[Begin PASSAGE GIVEN]

HobbyKing.com New Products Flash Sale

Control Tower - December 1998

Part 4 of "Understanding Electric Power Systems".

Understanding Electric Power Systems - Part 4

This month I am presenting the fourth part in my series on electric power systems.

Recap

In the November column I presented a simplified formula for computing the power absorbed by a propeller of any given diameter and pitch.  I also provided some rules of thumb to help explain the interaction of variables such as pitch, current draw, voltage, etc.

Last month's Q&A was very challenging.  I am providing complete, detailed answers to all of the questions below.  Strive to understand the explanations I have provided, even if you did not complete the Q&A on your own.

Q&A

How much power is absorbed by a 10x6 propeller that is turning at 9500 RPM?

Recall that:

Power (Watts) = Kp * D^4 * P * RPM^3

The question did not provide a value for the propeller constant, so lets assume that Kp is 1.25 (a good general pupose value).  Therefore:

Power = 1.25 * (.83 ^ 4) * .5 * (9.5 ^ 3)
Power = 1.25 * .48 * .5 * 857.38
Power = 257.21 watts

If you came up with a different answer, chances are that you forgot to express the propeller diameter and pitch in feet or you forgot that the RPM should be expressed in thousands.

[End PASSAGE GIVEN]
[Begin MATERIAL SUPPLIED]

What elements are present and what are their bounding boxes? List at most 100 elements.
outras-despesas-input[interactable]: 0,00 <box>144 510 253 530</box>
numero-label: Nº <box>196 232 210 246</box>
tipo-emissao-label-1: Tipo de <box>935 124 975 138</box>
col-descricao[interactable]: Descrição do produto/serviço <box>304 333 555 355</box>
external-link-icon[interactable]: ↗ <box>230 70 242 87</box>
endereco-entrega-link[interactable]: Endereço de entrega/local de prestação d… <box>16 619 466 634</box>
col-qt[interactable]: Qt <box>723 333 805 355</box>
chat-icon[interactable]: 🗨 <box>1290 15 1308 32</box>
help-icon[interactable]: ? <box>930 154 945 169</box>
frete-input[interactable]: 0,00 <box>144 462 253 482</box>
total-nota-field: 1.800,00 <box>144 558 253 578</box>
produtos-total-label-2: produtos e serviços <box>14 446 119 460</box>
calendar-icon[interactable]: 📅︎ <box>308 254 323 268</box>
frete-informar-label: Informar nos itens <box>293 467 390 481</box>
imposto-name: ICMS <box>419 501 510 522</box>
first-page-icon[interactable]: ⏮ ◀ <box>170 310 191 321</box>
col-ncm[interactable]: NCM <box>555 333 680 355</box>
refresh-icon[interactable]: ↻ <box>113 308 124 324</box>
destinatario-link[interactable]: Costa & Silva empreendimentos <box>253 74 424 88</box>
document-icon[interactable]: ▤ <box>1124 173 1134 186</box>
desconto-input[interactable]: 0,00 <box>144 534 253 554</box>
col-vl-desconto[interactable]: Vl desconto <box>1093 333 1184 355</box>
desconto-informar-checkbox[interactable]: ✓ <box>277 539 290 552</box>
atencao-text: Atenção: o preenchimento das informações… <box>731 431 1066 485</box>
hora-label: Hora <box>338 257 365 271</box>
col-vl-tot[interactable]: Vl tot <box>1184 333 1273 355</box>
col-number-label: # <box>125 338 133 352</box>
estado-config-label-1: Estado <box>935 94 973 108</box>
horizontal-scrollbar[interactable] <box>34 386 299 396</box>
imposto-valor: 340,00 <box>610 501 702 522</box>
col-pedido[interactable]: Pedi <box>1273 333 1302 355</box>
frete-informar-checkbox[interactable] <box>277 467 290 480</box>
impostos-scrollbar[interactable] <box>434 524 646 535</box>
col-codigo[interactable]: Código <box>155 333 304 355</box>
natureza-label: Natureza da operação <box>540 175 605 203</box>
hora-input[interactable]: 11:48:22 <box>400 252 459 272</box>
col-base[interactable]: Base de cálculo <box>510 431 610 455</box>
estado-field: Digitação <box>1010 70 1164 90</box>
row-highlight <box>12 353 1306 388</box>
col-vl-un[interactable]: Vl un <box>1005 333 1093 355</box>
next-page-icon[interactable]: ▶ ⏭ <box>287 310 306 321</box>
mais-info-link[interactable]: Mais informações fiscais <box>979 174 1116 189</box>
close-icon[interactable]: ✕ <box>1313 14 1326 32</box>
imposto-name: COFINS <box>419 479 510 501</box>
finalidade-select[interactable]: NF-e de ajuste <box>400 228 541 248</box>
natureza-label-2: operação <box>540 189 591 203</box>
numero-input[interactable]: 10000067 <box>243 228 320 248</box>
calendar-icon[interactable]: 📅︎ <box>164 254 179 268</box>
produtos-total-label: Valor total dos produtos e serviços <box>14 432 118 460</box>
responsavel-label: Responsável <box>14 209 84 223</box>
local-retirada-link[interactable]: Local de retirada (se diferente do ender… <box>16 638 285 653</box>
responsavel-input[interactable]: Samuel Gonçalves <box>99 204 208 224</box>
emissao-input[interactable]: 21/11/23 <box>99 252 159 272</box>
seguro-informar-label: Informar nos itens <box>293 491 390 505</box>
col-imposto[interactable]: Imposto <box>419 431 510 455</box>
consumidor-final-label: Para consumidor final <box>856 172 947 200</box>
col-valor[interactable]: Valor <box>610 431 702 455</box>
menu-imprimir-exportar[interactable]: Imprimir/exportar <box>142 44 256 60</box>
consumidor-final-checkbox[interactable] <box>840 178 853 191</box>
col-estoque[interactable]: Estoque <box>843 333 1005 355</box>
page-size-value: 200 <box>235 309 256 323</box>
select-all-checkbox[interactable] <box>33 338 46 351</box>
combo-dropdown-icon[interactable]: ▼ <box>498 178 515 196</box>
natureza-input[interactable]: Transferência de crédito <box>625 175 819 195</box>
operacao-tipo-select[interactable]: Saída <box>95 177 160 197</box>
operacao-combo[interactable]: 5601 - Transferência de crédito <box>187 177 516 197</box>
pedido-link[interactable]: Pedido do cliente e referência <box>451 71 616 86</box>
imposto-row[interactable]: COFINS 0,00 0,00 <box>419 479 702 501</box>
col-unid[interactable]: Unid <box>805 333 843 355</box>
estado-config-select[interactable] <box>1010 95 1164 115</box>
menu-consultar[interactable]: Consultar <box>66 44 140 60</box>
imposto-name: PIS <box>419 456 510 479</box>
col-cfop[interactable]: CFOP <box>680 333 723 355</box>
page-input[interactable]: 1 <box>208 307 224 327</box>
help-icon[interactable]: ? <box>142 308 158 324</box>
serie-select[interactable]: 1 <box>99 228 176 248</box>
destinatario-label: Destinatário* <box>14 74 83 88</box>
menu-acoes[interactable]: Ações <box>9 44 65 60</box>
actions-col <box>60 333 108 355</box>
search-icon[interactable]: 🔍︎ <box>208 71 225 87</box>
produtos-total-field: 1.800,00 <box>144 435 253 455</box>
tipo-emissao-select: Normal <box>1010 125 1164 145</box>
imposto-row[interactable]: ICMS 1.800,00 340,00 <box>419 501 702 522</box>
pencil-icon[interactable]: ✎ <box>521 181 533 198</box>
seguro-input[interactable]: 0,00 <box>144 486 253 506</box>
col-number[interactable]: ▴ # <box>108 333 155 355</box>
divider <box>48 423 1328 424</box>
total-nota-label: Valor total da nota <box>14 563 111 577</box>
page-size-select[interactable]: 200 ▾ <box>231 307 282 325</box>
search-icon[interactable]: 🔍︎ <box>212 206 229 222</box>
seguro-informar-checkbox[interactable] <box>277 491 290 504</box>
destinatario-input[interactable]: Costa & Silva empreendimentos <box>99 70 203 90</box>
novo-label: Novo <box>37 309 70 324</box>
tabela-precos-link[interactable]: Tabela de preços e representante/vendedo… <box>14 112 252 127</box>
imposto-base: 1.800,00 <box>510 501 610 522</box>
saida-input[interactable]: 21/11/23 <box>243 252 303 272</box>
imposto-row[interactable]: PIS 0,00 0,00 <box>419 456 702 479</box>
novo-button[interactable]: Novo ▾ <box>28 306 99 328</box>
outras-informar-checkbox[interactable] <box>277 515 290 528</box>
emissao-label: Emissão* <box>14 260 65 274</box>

[End MATERIAL SUPPLIED]

▶ [DIRECTIONS FOR THIS TASK]:
Transcribe the passage on electric power systems from "Power = 1.25 * .48" up to and including "expressed in thousands.".

▶ [CORRECT OUTPUT]:
Power = 1.25 * .48 * .5 * 857.38
Power = 257.21 watts

If you came up with a different answer, chances are that you forgot to express the propeller diameter and pitch in feet or you forgot that the RPM should be expressed in thousands.